• [PASSAGE]
>> BEGIN
Zikang Shan

Email: shanzikang [at] stu.pku.edu [dot] cn

I am a first-year Ph.D. student at Peking University, advised by Prof. Liwei Wang. Currently, I am also a research intern at Microsoft Research Asia. Before that, I received my Bachelor's degree from Peking University. During my undergraduate years, I was honored to be advised by Prof. Liwei Wang and Prof. He Wang.

Please feel free to contact me if you want to discuss or collaborate!

Google Scholar  |  Github

Research

I am interested in reinforcement learning, believing its potential remains largely underexplored today as both a general learning paradigm and a behavior optimizer. I particularly focus on applying reinforcement learning to large language model post-training, viewing reinforcement learning as a critical direction to scale up models with compute when high quality data becomes increasingly scarce.

DPO Meets PPO: Reinforced Token Optimization for RLHF
Han Zhong*, Zikang Shan*, Guhao Feng*, Wei Xiong, Xinle Cheng, Li Zhao, Di He, Jiang Bian, Liwei Wang
Under review
Paper  |  Code
Based on theoretical insights, we propose an alignment algorithm that is sample efficient and effective.
>> END
• [DATA PROVIDED]
>> BEGIN
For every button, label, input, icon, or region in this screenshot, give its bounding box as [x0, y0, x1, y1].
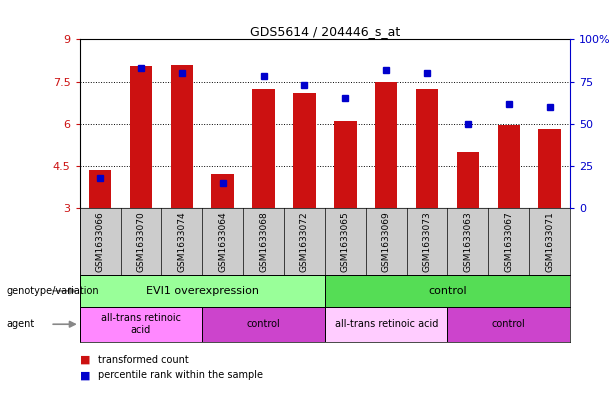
>> END
>> BEGIN
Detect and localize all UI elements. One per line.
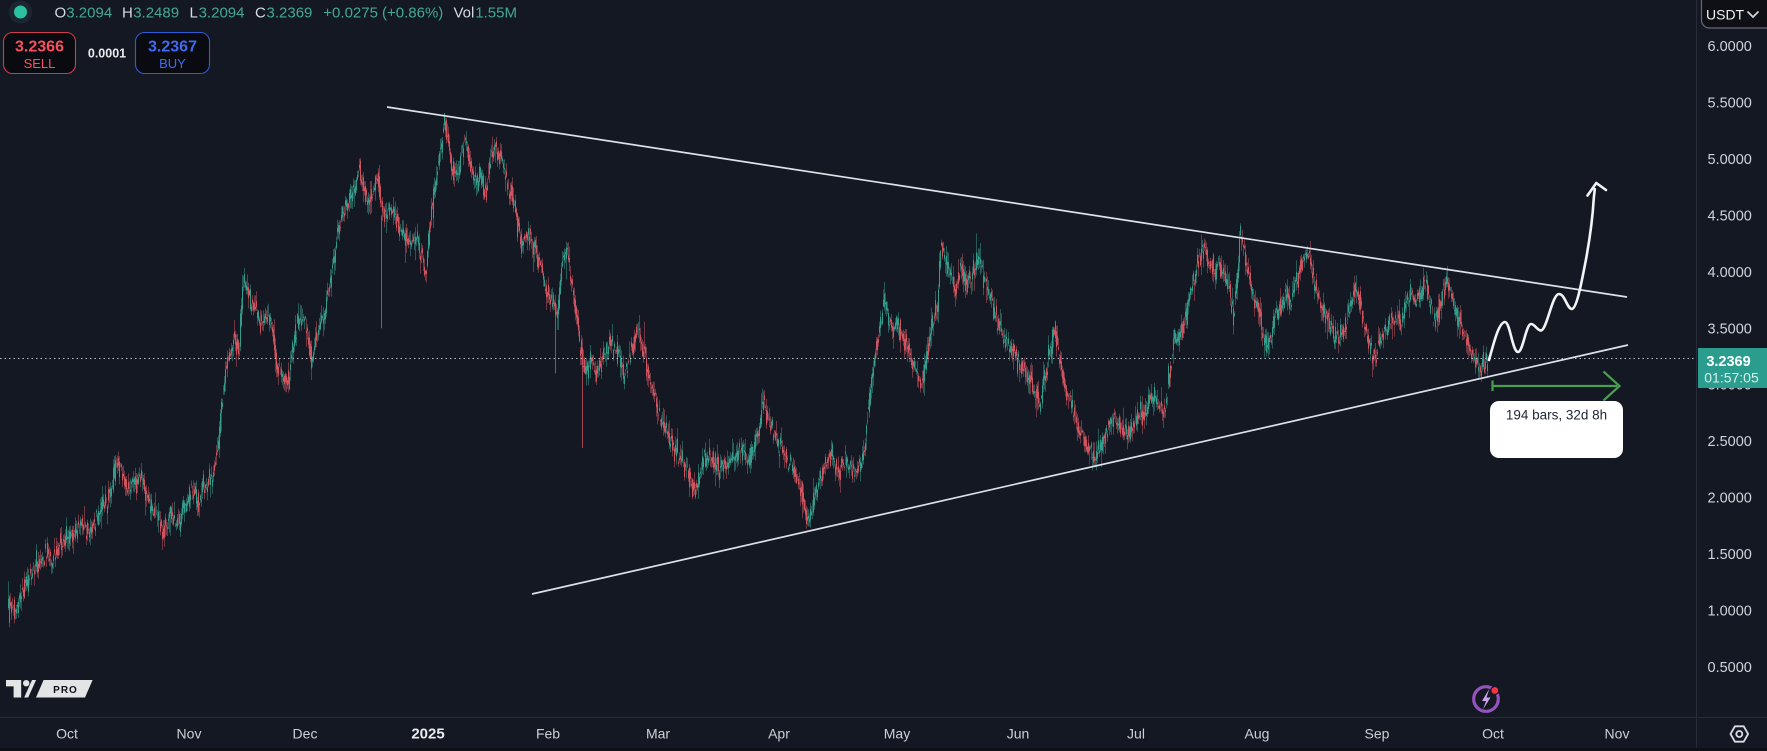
>> END
• [PROMPT 1]
Summarize the homepage above in two sentences.
• [PROMPT 2]
Repeat everything in the homepage from "I am interested" down to "efficient and effective.", keeping every word unchanged.

• [EXPECTED OUTPUT 1]
Zikang Shan is a first-year Ph.D. student at Peking University advised by Prof. Liwei Wang, a research intern at Microsoft Research Asia, and a holder of a Bachelor's degree from Peking University. The stated research interest is reinforcement learning, particularly its application to large language model post-training, and the listed paper, "DPO Meets PPO: Reinforced Token Optimization for RLHF," proposes a sample-efficient and effective alignment algorithm.

• [EXPECTED OUTPUT 2]
I am interested in reinforcement learning, believing its potential remains largely underexplored today as both a general learning paradigm and a behavior optimizer. I particularly focus on applying reinforcement learning to large language model post-training, viewing reinforcement learning as a critical direction to scale up models with compute when high quality data becomes increasingly scarce.

DPO Meets PPO: Reinforced Token Optimization for RLHF
Han Zhong*, Zikang Shan*, Guhao Feng*, Wei Xiong, Xinle Cheng, Li Zhao, Di He, Jiang Bian, Liwei Wang
Under review
Paper  |  Code
Based on theoretical insights, we propose an alignment algorithm that is sample efficient and effective.